Lines that contain the string "класса" are to be copied; leave out all others.

>> Begin Supplied material

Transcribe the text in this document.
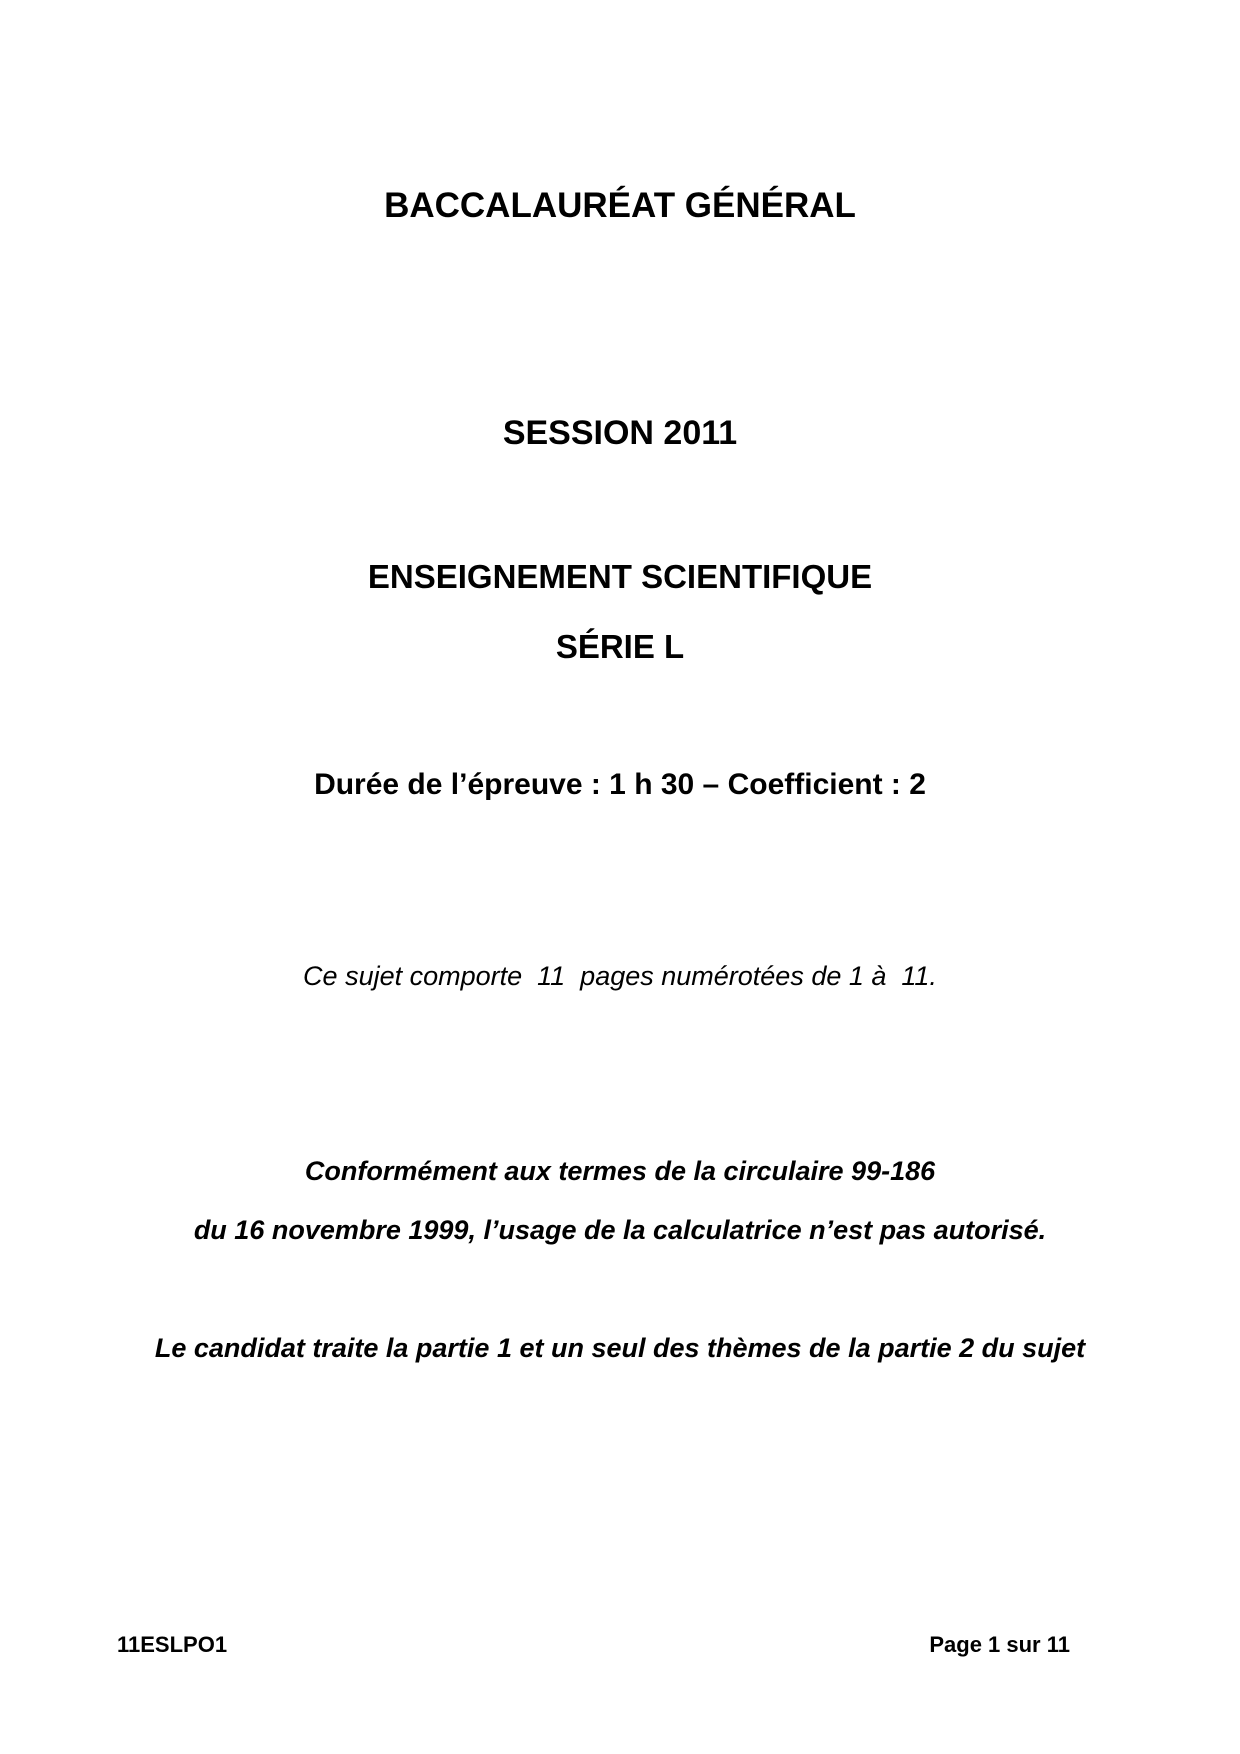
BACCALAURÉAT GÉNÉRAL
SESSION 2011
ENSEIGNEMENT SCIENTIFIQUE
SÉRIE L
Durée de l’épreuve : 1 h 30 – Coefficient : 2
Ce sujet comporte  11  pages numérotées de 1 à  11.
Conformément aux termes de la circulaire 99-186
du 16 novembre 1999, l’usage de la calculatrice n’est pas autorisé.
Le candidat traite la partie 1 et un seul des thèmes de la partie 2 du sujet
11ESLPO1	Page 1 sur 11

>> End Supplied material
>> Begin Supplied material

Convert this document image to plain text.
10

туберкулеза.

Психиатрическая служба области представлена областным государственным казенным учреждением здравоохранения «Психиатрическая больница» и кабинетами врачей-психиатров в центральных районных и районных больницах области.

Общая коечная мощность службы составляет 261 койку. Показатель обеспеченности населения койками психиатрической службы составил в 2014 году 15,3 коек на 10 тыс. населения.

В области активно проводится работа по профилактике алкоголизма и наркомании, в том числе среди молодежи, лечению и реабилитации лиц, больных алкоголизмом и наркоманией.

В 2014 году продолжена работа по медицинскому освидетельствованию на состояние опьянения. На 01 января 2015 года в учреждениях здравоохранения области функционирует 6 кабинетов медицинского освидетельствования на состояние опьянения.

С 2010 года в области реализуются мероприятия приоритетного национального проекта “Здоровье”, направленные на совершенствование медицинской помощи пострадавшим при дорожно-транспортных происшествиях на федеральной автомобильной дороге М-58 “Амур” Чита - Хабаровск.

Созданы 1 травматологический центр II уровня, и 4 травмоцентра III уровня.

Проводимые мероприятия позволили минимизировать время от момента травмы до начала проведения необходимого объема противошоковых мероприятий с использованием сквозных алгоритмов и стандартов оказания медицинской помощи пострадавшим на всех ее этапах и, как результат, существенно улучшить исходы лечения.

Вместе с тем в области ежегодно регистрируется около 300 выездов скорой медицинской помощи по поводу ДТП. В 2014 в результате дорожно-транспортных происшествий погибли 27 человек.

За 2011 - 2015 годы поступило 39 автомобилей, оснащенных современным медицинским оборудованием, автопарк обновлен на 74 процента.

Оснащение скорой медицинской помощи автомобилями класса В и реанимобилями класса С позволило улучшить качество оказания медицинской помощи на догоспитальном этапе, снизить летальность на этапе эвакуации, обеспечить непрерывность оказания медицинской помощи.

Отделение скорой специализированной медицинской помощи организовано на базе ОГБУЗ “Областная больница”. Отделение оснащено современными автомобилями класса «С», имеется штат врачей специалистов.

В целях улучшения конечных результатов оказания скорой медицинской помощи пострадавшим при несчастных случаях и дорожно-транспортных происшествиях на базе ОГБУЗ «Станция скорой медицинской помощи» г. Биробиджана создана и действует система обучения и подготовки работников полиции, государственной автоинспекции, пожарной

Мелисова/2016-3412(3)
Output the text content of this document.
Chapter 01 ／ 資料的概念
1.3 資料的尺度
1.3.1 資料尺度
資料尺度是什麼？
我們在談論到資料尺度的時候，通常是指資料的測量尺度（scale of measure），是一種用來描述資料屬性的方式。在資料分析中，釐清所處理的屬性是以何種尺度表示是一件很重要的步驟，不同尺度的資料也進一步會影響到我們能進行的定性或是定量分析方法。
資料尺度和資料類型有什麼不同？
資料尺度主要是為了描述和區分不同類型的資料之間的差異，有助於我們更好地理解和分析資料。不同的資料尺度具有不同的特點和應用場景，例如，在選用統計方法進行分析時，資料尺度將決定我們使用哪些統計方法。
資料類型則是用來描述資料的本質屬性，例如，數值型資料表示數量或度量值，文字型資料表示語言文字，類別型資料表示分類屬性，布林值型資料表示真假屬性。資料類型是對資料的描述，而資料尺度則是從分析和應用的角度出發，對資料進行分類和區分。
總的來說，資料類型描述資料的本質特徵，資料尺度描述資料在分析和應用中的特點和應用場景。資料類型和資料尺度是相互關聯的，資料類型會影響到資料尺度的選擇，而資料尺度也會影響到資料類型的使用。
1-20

>> End Supplied material

• Output below:
Оснащение скорой медицинской помощи автомобилями класса В и реанимобилями класса С позволило улучшить качество оказания медицинской помощи на догоспитальном этапе, снизить летальность на этапе эвакуации, обеспечить непрерывность оказания медицинской помощи.
Отделение скорой специализированной медицинской помощи организовано на базе ОГБУЗ “Областная больница”. Отделение оснащено современными автомобилями класса «С», имеется штат врачей специалистов.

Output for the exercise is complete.